課題 ->
- 1) マレーシア下院解散の記事をもとに、次の問いに答えよ。
(a) ナジブ首相が連邦議会下院を解散したのは何日か。
(b) マレー系は人口の何%を占めるか。
(c) 08年の前回総選挙でBNを率いていたのは誰か。
- 2) マレーシア下院解散の記事のうち、「こうした野党勢力の台頭は、す」から「2を39年ぶりに割り込んだ。」までを一字一句変えずに書き写せ。

引用文 ->
----------
こうした野党勢力の台頭は、すでに前回(08年)選挙で表面化しており、今回は“政権交代”をめぐる争いとなっています。

****マレーシア下院解散 独立後、初めて政権交代の可能性*****
マレーシアのナジブ首相は3日、連邦議会下院(定数222)を解散した。早ければ、4月下旬にも総選挙が行われる見通し。1957年の独立以来、長期にわたって政権を握る与党連合「国民戦線(BN)」は、党幹部の汚職や最大民族マレー系に対する優遇策をめぐって批判にさらされており、初の政権交代が実現する可能性もある。

「マレーシア経済は力強さを増している。国民の自由も広がった。一層の繁栄に向けて、国民は賢明な選択をしてくれるだろう」
首相就任から丸4年がたった3日、ナジブ首相は自身のオフィスからテレビの生中継で解散を宣言し、国民にこう訴えかけた。

だが、内心は穏やかではない。与党幹部の相次ぐ汚職や、人口の50・1%を占めるマレー系を優遇する「ブミプトラ(土地の子)政策」に対する他民族の反発で、BNへの支持率は下がり続けているからだ。
08年の前回総選挙で、アブドラ前首相率いるBNの獲得議席は、安定議席となる全体の3分の2を39年ぶりに割り込んだ。
----------
保存記録 ->
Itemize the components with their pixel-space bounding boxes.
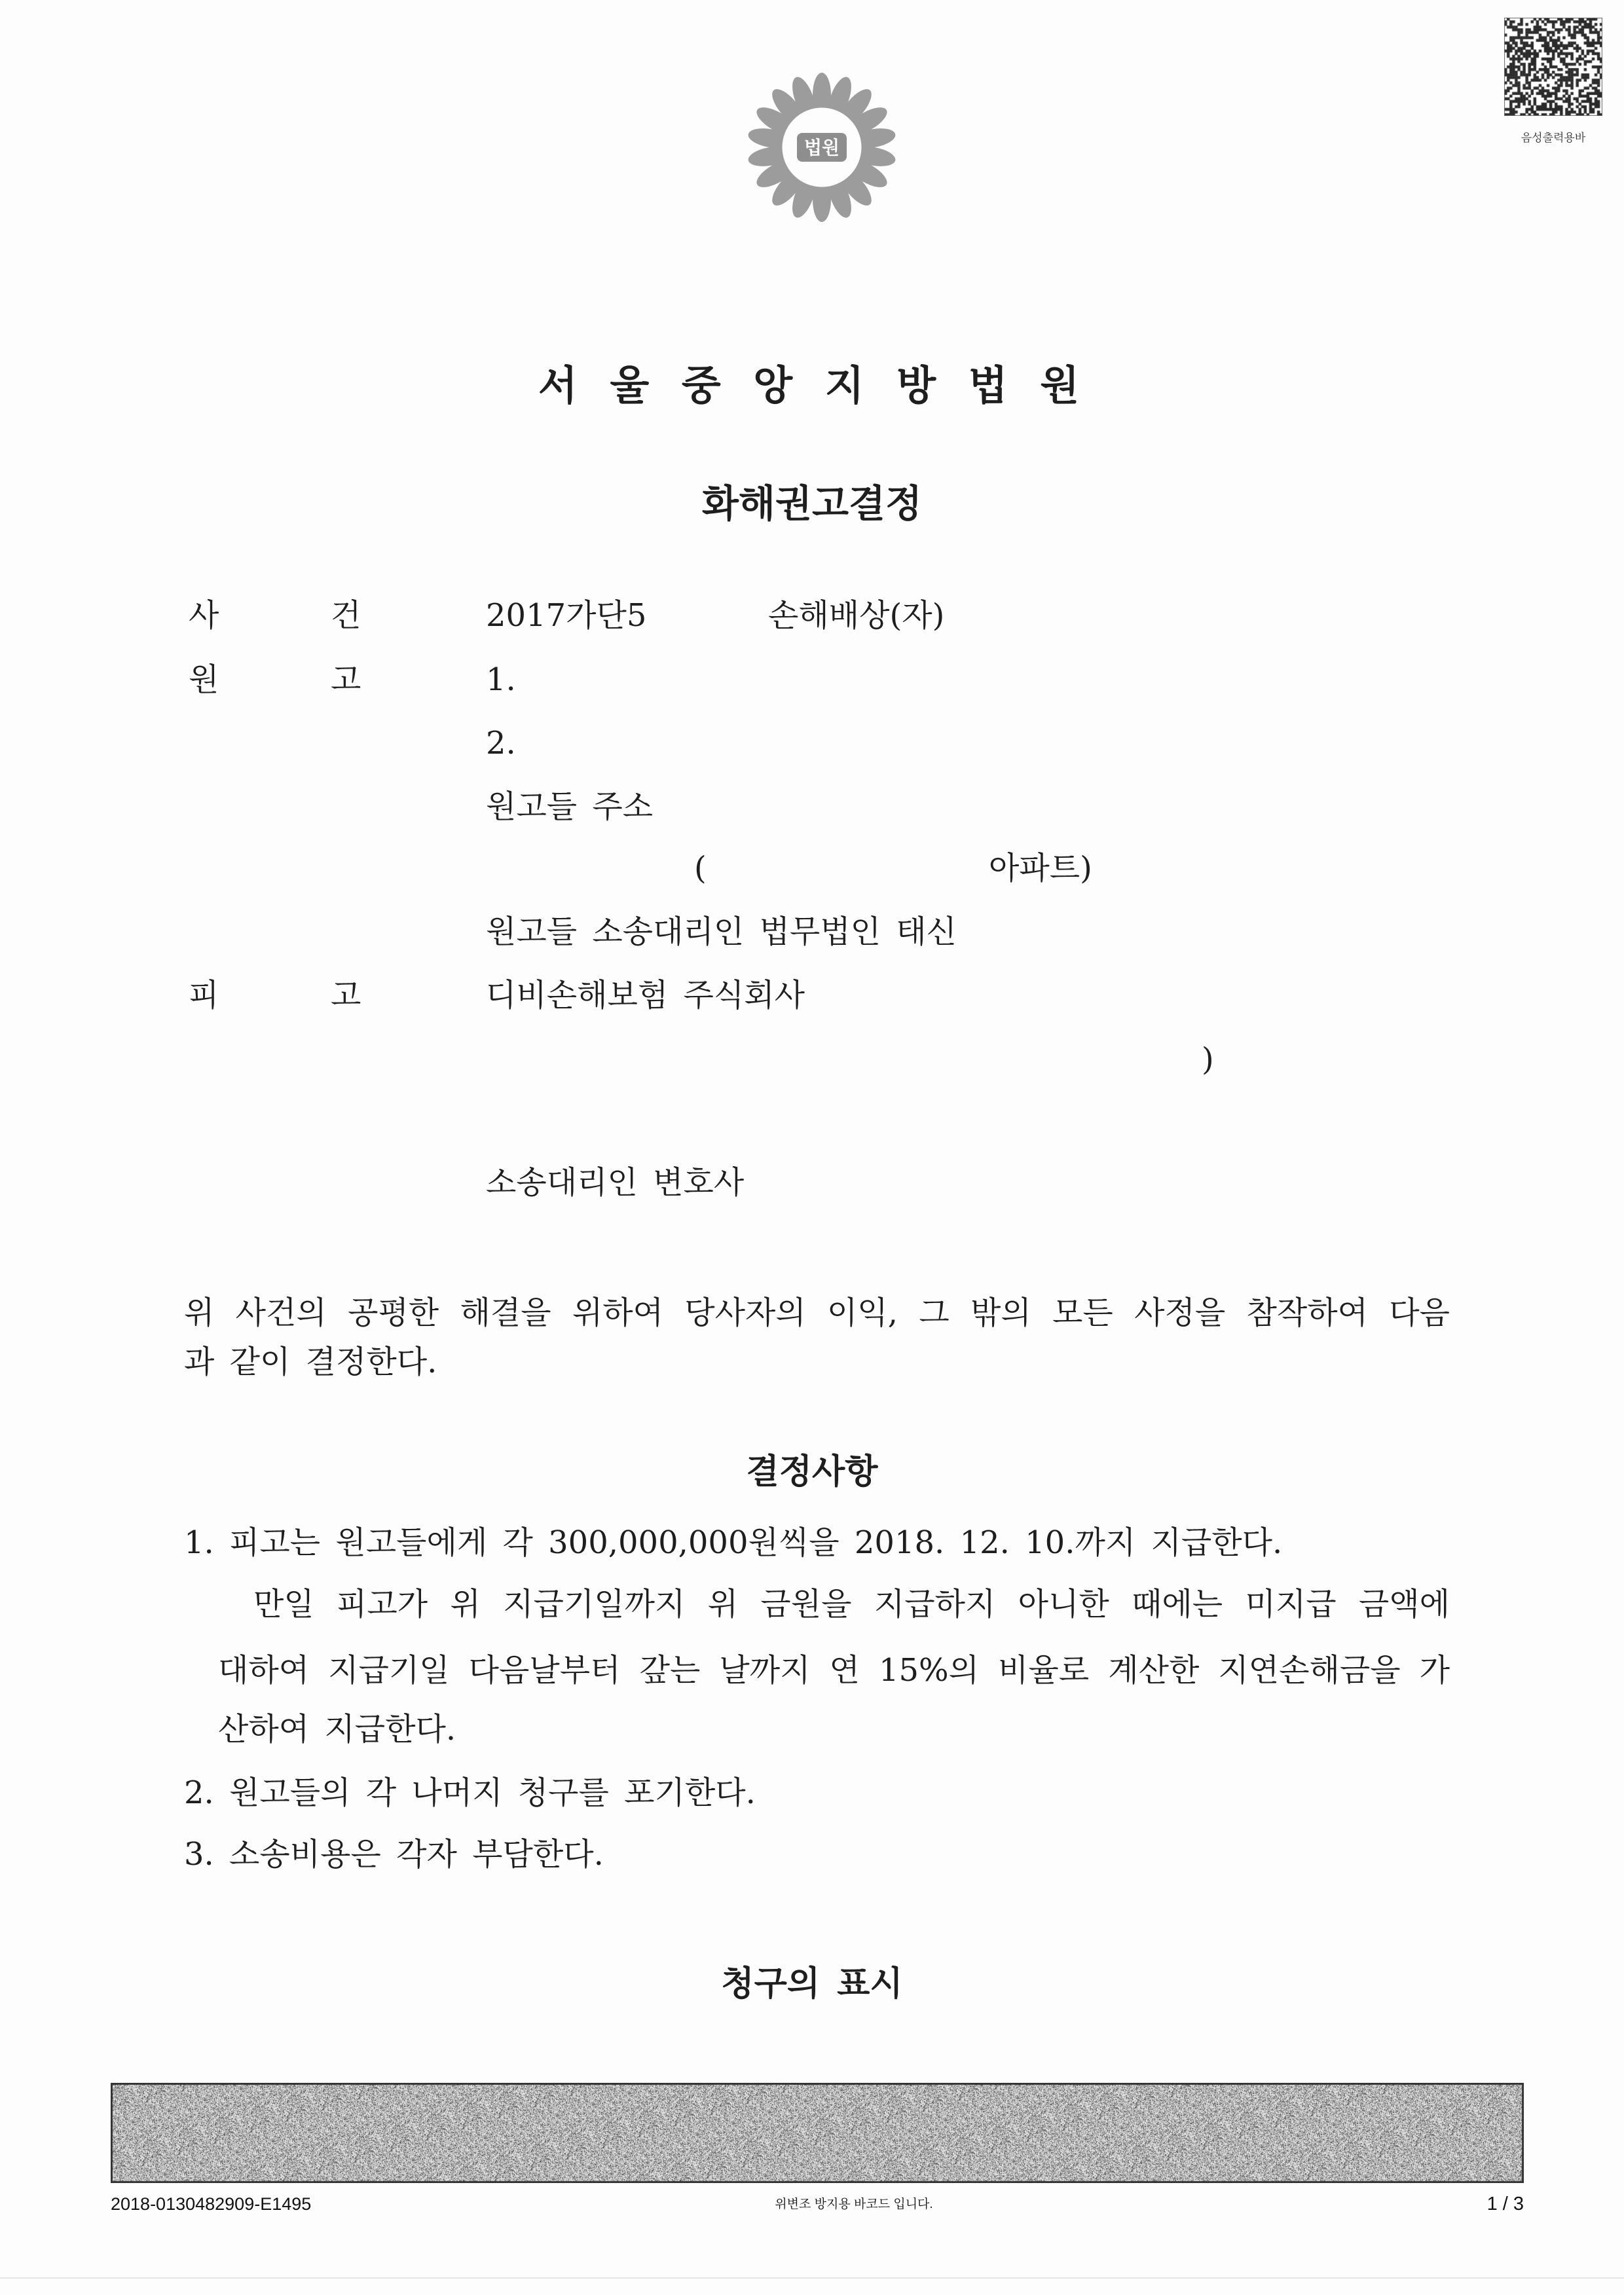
defendant-label-1: 피 <box>189 977 219 1014</box>
intro-line-1: 위 사건의 공평한 해결을 위하여 당사자의 이익, 그 밖의 모든 사정을 참작하여 다음 <box>184 1294 1450 1331</box>
decision-item-2: 2. 원고들의 각 나머지 청구를 포기한다. <box>184 1774 756 1811</box>
defendant-name: 디비손해보험 주식회사 <box>486 977 805 1014</box>
defendant-counsel: 소송대리인 변호사 <box>486 1164 745 1201</box>
barcode-note: 위변조 방지용 바코드 입니다. <box>775 2197 933 2211</box>
page-number: 1 / 3 <box>1486 2194 1524 2214</box>
voice-output-code <box>1504 18 1602 116</box>
plaintiff-address-open: ( <box>694 850 707 887</box>
decision-item-1: 1. 피고는 원고들에게 각 300,000,000원씩을 2018. 12. 10.까지 지급한다. <box>184 1524 1283 1561</box>
seal-text: 법원 <box>803 137 840 158</box>
decision-item-1-cont-3: 산하여 지급한다. <box>218 1711 456 1748</box>
anti-forgery-barcode <box>111 2083 1524 2183</box>
case-number: 2017가단5 <box>486 597 647 634</box>
scan-edge-line <box>0 2277 1624 2279</box>
defendant-name-redacted <box>486 977 944 1014</box>
document-id: 2018-0130482909-E1495 <box>111 2194 312 2214</box>
document-title: 화해권고결정 <box>701 481 923 526</box>
decision-heading: 결정사항 <box>746 1452 878 1492</box>
intro-line-2: 과 같이 결정한다. <box>184 1344 437 1380</box>
defendant-address-close: ) <box>1202 1041 1214 1078</box>
defendant-counsel-redacted <box>486 1164 944 1201</box>
case-label-1: 사 <box>189 597 219 634</box>
plaintiff-label-2: 고 <box>331 661 361 698</box>
case-label-2: 건 <box>331 597 361 634</box>
plaintiff-counsel: 원고들 소송대리인 법무법인 태신 <box>486 913 957 950</box>
decision-item-1-cont-2: 대하여 지급기일 다음날부터 갚는 날까지 연 15%의 비율로 계산한 지연손해금을 가 <box>218 1652 1450 1689</box>
decision-item-3: 3. 소송비용은 각자 부담한다. <box>184 1836 604 1873</box>
plaintiff-item-2: 2. <box>486 725 516 762</box>
plaintiff-address-close: 아파트) <box>989 850 1092 887</box>
decision-item-1-cont-1: 만일 피고가 위 지급기일까지 위 금원을 지급하지 아니한 때에는 미지급 금액에 <box>253 1586 1450 1623</box>
plaintiff-address-label: 원고들 주소 <box>486 788 654 825</box>
court-name: 서 울 중 앙 지 방 법 원 <box>538 361 1086 409</box>
case-claim-name: 손해배상(자) <box>768 597 945 634</box>
defendant-label-2: 고 <box>331 977 361 1014</box>
court-seal-emblem <box>743 69 900 226</box>
plaintiff-label-1: 원 <box>189 661 219 698</box>
plaintiff-item-1: 1. <box>486 661 516 698</box>
claim-heading: 청구의 표시 <box>721 1964 903 2004</box>
voice-output-code-caption: 음성출력용바 <box>1521 132 1586 145</box>
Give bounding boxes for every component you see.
----------
課題別の解答 ->
- 1)
(a) 3日
(b) 50・1%
(c) アブドラ前首相

- 2)
こうした野党勢力の台頭は、すでに前回(08年)選挙で表面化しており、今回は“政権交代”をめぐる争いとなっています。

****マレーシア下院解散 独立後、初めて政権交代の可能性*****
マレーシアのナジブ首相は3日、連邦議会下院(定数222)を解散した。早ければ、4月下旬にも総選挙が行われる見通し。1957年の独立以来、長期にわたって政権を握る与党連合「国民戦線(BN)」は、党幹部の汚職や最大民族マレー系に対する優遇策をめぐって批判にさらされており、初の政権交代が実現する可能性もある。

「マレーシア経済は力強さを増している。国民の自由も広がった。一層の繁栄に向けて、国民は賢明な選択をしてくれるだろう」
首相就任から丸4年がたった3日、ナジブ首相は自身のオフィスからテレビの生中継で解散を宣言し、国民にこう訴えかけた。

だが、内心は穏やかではない。与党幹部の相次ぐ汚職や、人口の50・1%を占めるマレー系を優遇する「ブミプトラ(土地の子)政策」に対する他民族の反発で、BNへの支持率は下がり続けているからだ。
08年の前回総選挙で、アブドラ前首相率いるBNの獲得議席は、安定議席となる全体の3分の2を39年ぶりに割り込んだ。